=== Task input ===
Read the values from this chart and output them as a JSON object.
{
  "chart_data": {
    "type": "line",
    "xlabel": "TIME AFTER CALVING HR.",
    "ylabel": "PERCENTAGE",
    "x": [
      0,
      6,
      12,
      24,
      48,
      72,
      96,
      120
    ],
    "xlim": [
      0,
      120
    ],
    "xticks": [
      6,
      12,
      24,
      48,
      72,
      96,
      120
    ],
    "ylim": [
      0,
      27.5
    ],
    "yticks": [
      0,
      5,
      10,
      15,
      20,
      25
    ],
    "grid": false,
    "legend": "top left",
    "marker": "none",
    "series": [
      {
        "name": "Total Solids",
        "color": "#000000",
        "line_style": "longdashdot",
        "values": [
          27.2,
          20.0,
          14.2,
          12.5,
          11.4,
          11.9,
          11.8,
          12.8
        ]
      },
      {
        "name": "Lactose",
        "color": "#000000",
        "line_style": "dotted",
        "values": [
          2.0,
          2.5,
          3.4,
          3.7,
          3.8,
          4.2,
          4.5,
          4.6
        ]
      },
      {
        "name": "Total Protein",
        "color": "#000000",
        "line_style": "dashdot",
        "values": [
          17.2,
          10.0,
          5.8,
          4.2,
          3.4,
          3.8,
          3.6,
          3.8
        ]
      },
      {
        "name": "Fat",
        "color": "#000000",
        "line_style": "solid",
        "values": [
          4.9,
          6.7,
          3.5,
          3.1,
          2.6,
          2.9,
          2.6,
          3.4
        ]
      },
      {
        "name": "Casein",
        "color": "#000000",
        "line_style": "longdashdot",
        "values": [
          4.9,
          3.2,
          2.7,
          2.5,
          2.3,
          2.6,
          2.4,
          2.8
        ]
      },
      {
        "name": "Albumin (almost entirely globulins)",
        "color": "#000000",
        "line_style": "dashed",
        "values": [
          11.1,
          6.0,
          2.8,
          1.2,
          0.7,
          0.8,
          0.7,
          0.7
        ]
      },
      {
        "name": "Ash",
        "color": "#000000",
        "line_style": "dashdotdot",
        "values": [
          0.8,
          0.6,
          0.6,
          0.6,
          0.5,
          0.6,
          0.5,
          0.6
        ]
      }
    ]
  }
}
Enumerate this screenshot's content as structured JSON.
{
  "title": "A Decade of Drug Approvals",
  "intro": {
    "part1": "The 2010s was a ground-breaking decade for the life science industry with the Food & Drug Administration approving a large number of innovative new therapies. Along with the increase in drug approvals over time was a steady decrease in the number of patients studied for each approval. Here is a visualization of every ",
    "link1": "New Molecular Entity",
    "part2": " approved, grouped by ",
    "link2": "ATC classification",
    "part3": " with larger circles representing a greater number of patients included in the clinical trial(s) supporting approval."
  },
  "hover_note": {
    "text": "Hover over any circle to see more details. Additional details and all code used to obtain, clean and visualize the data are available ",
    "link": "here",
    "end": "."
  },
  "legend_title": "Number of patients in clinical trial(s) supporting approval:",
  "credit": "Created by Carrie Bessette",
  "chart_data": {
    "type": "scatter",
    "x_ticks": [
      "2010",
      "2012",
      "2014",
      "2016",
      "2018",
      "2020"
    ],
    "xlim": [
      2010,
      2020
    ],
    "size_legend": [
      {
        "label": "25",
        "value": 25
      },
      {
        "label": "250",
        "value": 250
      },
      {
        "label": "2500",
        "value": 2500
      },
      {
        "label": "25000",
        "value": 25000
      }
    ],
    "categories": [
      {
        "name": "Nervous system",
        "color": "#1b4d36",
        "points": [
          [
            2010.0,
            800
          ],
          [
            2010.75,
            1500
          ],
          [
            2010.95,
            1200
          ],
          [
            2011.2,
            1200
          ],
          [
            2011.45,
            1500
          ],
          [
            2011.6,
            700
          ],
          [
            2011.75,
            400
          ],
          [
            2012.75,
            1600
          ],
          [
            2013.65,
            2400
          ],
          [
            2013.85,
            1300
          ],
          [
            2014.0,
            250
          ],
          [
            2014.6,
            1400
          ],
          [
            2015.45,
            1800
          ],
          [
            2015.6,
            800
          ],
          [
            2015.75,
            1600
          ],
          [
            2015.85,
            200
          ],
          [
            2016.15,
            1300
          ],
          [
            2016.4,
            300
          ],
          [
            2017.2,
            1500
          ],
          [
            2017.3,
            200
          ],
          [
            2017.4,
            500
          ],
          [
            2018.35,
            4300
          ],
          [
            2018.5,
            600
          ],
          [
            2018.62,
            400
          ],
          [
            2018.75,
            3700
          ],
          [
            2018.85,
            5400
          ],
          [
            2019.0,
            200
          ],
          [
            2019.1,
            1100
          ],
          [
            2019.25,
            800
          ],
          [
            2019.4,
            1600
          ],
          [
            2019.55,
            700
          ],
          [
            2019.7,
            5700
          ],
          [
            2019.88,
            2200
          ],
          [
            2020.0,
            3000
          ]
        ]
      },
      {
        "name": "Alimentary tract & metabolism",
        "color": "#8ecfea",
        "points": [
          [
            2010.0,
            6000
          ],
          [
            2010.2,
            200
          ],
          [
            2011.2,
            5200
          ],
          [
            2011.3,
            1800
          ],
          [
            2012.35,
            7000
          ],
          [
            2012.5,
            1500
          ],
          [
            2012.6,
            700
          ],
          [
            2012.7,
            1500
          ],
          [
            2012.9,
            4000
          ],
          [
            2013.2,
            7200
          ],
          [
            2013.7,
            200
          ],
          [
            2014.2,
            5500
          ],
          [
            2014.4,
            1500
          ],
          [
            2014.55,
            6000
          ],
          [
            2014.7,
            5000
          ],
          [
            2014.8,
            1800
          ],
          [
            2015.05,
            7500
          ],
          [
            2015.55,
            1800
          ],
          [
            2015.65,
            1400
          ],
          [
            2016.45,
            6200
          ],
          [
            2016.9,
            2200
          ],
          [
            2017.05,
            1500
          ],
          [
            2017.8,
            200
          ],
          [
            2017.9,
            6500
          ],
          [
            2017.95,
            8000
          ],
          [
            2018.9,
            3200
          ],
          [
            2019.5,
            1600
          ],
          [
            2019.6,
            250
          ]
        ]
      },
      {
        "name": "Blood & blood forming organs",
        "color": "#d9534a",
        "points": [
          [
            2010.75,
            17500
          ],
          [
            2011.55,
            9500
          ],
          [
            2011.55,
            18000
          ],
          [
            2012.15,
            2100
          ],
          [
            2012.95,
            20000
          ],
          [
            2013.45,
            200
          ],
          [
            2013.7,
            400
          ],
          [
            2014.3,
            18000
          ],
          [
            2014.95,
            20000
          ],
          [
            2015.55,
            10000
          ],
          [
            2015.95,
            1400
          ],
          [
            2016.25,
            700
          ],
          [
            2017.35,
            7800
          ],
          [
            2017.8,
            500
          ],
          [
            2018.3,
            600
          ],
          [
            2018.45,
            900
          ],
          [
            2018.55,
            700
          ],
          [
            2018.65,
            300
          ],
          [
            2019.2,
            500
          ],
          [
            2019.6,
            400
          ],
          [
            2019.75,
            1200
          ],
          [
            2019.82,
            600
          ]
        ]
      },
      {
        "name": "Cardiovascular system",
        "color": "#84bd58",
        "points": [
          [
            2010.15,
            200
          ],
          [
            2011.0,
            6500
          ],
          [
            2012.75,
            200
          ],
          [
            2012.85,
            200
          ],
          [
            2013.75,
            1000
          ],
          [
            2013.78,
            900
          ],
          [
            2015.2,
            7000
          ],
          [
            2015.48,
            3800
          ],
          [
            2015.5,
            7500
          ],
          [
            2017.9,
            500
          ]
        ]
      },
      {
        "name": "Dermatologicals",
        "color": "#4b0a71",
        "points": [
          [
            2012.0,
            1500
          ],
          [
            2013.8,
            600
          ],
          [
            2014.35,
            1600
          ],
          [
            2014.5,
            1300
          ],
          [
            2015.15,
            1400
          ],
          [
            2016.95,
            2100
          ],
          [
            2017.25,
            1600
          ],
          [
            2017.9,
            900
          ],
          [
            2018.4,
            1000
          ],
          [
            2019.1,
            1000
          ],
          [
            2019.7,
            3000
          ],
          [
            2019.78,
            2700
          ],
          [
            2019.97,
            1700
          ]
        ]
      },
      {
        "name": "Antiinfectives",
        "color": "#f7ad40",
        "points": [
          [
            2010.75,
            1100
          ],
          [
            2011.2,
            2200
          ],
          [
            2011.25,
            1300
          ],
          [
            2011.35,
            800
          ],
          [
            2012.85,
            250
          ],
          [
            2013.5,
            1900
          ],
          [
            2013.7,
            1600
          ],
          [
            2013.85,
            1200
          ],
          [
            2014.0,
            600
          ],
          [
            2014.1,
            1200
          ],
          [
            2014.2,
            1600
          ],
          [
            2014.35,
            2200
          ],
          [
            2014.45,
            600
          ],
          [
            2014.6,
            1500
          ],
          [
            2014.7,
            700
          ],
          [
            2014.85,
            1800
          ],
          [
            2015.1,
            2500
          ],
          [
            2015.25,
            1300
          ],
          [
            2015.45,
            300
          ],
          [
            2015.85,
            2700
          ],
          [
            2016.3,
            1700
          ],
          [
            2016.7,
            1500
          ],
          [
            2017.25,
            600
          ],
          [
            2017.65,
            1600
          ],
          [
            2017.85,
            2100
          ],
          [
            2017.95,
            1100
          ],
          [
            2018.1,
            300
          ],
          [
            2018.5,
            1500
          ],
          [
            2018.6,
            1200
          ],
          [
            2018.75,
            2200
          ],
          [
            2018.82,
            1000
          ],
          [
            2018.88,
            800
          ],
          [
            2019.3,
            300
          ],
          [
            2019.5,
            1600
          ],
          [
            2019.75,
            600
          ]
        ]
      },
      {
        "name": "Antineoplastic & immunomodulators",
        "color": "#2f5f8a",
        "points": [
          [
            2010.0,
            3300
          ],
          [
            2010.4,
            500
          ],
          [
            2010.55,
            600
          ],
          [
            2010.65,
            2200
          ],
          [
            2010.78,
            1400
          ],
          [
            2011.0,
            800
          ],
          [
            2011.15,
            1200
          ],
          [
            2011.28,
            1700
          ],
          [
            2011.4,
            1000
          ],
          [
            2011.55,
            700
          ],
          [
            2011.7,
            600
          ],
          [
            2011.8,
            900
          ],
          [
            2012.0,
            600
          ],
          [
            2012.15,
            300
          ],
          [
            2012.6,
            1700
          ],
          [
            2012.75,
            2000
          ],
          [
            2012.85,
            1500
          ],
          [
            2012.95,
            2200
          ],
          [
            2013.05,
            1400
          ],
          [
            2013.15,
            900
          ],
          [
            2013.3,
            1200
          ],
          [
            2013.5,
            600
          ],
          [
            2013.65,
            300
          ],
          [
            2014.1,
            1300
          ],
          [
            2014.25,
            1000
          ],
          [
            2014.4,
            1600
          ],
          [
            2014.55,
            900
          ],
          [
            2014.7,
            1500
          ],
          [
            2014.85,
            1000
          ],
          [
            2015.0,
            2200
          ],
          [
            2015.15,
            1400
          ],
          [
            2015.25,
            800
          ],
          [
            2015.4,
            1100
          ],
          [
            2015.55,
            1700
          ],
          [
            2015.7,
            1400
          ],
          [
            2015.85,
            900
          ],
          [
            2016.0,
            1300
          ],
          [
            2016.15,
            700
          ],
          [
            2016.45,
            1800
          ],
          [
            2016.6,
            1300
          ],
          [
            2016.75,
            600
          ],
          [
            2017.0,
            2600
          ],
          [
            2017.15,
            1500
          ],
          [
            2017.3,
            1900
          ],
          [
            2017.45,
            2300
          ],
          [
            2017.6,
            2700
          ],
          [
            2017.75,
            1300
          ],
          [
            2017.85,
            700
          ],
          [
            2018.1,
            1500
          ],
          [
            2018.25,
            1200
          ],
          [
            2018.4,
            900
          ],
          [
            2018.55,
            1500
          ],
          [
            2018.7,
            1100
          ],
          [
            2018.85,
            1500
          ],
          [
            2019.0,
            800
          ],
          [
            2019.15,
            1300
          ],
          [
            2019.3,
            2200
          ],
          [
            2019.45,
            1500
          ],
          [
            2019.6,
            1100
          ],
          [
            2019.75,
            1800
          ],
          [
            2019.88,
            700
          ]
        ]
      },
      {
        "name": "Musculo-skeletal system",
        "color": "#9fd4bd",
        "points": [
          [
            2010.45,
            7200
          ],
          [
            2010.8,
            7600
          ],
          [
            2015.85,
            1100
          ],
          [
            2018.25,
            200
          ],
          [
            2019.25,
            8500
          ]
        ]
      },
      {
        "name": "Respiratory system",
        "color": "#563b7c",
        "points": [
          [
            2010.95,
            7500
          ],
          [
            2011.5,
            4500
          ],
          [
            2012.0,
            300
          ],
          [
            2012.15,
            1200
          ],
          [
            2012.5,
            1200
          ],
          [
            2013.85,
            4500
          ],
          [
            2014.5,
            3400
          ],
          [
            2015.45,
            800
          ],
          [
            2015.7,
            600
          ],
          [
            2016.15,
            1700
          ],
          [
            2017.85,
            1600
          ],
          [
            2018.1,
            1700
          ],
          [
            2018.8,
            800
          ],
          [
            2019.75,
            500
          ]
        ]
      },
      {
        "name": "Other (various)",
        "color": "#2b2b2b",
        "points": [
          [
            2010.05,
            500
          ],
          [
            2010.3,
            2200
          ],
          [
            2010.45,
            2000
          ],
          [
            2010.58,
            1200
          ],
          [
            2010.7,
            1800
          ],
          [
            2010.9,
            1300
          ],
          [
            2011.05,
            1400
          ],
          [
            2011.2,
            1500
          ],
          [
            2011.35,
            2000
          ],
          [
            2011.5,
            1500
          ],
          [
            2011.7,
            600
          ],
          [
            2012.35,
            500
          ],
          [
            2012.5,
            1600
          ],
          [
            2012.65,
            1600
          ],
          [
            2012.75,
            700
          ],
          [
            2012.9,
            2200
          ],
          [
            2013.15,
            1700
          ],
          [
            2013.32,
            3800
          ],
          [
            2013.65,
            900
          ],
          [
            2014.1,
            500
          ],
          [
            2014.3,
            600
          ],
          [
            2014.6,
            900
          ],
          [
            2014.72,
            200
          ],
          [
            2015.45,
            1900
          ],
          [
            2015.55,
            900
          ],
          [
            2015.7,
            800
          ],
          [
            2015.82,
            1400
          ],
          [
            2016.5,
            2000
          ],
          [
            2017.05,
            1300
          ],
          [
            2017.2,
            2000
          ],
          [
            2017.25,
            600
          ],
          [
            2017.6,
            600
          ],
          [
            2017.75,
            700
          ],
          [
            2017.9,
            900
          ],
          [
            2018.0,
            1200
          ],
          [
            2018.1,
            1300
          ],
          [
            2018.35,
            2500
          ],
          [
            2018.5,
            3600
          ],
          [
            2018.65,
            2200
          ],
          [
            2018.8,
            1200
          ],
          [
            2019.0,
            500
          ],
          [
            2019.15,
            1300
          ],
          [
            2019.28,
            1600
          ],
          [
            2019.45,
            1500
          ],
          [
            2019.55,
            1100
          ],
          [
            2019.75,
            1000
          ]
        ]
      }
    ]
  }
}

=== Required work ===
Task for the records above: copy every line in which the word "JSON" occurs.

=== Final answer ===
Read the values from this chart and output them as a JSON object.
Enumerate this screenshot's content as structured JSON.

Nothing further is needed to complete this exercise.